## START

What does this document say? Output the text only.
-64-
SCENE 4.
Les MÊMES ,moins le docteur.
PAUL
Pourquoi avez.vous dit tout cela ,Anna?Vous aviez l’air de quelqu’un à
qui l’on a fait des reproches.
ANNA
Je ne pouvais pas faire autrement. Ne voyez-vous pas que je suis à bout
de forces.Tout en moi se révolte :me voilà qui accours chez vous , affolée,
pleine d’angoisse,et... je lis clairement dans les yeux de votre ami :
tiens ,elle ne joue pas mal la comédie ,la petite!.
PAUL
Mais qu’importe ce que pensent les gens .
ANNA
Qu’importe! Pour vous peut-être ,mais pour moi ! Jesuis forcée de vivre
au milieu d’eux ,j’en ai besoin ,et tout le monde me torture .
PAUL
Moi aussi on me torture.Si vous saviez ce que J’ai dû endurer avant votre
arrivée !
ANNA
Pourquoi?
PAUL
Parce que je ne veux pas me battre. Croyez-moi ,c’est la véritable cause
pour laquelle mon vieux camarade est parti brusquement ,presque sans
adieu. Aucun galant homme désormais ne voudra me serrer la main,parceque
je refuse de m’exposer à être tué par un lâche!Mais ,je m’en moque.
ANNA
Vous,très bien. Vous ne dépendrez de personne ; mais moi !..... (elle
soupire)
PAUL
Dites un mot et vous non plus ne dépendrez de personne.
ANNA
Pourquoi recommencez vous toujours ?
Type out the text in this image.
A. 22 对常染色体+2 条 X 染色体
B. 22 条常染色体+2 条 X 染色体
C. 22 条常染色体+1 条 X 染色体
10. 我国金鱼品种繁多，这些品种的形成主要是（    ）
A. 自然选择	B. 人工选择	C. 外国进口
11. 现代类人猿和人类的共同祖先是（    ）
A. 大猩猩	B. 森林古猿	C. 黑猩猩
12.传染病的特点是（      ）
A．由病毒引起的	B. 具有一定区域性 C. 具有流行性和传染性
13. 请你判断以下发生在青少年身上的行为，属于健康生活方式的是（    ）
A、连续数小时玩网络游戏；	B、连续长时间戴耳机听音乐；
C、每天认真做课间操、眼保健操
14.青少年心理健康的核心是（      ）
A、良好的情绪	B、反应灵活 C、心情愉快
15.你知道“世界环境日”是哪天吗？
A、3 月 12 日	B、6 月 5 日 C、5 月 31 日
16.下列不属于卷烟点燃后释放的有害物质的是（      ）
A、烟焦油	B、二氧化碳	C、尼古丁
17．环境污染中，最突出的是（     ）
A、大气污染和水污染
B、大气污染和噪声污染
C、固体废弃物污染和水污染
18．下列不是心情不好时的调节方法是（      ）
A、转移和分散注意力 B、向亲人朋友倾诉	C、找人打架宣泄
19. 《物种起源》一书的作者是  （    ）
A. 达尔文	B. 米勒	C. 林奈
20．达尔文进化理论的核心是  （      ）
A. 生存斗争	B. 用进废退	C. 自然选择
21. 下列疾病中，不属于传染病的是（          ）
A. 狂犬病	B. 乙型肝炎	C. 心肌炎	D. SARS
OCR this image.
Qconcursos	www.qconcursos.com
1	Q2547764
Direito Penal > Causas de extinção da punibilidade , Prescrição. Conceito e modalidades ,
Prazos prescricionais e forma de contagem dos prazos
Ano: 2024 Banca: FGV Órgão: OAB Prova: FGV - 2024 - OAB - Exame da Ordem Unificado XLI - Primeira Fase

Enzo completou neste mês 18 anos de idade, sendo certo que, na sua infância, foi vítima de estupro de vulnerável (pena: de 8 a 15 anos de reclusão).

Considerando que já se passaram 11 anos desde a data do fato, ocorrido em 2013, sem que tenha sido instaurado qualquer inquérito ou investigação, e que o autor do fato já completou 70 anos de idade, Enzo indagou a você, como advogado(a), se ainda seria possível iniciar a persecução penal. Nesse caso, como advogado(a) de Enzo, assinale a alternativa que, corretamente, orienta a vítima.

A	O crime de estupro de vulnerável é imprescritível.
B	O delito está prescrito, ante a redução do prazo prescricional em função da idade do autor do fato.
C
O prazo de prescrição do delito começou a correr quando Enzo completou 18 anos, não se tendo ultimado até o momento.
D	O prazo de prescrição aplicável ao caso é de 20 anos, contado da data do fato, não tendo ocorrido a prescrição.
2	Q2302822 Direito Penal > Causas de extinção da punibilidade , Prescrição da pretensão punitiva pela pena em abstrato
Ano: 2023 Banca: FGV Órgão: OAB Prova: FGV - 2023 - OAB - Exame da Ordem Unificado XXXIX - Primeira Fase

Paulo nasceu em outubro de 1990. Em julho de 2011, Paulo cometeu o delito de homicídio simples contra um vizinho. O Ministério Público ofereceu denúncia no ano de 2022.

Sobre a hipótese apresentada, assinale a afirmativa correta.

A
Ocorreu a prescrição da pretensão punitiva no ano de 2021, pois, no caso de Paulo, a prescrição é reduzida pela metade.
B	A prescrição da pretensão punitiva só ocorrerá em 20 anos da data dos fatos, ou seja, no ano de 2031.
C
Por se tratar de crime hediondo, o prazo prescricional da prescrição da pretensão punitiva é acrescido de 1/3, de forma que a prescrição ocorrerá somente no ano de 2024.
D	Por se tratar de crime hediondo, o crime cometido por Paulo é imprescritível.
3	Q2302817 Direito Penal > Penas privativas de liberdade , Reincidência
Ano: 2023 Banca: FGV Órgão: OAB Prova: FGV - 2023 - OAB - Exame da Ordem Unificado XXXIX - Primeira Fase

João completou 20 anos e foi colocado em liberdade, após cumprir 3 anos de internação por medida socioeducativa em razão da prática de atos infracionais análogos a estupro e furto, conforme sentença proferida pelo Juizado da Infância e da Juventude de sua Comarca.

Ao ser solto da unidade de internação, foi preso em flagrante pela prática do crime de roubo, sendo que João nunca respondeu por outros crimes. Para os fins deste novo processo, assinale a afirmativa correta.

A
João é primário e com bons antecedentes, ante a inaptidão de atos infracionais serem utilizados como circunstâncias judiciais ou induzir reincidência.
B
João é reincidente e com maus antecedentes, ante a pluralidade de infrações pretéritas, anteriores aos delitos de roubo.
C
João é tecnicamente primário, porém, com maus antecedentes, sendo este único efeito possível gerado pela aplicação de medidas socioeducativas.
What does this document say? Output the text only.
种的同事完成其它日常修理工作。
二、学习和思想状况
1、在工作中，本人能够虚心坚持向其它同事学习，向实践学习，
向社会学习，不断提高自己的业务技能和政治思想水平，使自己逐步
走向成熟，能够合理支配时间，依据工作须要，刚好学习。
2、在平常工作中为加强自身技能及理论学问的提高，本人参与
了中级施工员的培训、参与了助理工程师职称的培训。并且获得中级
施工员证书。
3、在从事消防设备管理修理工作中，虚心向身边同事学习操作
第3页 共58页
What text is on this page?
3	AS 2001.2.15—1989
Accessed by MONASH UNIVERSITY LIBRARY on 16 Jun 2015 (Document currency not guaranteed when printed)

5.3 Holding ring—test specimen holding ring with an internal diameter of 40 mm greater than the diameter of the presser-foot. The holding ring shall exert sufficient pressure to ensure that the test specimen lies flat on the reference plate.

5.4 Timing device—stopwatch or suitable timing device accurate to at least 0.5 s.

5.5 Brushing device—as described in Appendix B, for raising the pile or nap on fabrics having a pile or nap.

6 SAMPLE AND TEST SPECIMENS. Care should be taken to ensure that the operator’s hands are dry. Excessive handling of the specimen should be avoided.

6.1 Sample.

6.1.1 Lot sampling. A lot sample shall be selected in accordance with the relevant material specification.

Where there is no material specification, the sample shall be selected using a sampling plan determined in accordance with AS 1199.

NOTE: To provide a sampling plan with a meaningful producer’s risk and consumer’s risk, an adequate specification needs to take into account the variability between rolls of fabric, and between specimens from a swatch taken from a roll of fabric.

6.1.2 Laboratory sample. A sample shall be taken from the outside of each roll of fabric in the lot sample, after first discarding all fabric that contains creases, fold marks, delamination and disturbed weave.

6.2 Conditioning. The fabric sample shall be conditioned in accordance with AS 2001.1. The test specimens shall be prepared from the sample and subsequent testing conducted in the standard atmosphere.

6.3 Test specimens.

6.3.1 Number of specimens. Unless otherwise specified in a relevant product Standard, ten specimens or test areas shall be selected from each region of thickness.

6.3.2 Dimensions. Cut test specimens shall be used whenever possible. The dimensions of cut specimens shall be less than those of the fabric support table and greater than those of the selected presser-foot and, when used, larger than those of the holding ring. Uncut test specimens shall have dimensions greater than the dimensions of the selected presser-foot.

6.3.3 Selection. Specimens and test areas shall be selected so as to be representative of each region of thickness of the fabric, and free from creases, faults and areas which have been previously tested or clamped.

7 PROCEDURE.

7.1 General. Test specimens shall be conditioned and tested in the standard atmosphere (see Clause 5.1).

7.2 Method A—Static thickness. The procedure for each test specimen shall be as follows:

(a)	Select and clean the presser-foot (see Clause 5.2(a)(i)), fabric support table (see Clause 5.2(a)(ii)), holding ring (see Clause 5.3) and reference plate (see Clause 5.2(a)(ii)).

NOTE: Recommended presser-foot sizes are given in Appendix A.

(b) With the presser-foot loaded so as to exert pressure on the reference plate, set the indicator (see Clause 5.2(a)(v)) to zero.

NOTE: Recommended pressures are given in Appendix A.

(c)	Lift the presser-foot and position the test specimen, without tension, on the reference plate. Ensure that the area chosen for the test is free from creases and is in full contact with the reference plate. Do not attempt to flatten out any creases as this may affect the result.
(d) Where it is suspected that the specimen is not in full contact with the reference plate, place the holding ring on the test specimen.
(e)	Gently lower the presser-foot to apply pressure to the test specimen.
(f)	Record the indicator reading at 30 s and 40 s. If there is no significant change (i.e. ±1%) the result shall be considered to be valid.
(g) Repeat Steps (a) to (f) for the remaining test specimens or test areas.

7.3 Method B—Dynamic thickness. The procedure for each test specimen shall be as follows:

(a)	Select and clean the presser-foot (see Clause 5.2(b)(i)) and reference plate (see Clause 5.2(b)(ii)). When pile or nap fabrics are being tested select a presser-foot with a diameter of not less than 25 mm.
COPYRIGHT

## END

From the material above, copy each line that includes the word "pile".

### Response to the exercise:
5.5 Brushing device—as described in Appendix B, for raising the pile or nap on fabrics having a pile or nap.
(a)	Select and clean the presser-foot (see Clause 5.2(b)(i)) and reference plate (see Clause 5.2(b)(ii)). When pile or nap fabrics are being tested select a presser-foot with a diameter of not less than 25 mm.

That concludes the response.